→ JOB: Only a number is wanted: how many lines in these records contain the word "محمد"?

Records excerpted from a collection:
--- start ---

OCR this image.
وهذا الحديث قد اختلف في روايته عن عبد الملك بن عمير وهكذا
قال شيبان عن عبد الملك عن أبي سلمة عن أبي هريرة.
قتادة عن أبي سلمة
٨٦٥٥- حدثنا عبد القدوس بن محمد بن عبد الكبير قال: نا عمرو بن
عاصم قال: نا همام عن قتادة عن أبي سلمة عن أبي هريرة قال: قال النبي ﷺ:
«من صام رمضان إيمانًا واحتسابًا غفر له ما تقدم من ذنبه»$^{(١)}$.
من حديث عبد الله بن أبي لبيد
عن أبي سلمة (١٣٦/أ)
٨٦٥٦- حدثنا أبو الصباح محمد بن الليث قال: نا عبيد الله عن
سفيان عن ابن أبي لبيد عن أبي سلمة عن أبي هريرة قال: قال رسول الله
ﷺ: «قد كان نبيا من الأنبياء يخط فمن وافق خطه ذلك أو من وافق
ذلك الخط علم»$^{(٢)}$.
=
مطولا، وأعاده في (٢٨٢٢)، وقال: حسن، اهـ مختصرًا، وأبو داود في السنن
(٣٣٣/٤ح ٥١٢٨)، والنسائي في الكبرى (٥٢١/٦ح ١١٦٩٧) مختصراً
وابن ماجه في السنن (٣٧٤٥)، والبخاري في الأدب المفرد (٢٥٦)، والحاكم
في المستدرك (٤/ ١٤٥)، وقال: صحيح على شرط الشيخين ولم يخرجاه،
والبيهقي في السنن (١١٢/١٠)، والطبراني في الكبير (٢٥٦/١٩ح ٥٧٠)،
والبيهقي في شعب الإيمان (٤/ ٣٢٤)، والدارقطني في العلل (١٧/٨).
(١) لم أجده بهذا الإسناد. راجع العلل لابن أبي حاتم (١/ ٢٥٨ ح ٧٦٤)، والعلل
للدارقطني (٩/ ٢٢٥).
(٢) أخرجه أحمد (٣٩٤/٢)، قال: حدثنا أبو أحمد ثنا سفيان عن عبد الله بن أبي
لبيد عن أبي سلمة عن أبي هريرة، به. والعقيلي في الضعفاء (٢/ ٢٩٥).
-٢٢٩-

--- end ---
--- start ---

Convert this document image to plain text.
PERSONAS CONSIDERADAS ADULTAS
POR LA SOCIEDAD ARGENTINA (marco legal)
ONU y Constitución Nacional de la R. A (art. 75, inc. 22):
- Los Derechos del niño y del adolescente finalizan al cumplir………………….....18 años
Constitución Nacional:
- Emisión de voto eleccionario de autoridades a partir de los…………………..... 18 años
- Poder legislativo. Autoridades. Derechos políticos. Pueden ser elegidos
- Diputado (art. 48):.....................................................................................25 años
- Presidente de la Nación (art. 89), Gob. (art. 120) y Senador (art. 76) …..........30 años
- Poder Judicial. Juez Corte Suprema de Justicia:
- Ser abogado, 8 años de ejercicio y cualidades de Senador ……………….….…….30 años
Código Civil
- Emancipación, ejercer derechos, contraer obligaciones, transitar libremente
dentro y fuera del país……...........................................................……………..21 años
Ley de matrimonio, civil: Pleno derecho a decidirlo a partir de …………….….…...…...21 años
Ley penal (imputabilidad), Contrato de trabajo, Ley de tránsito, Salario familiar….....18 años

--- end ---

→ TASK RESPONSE: 2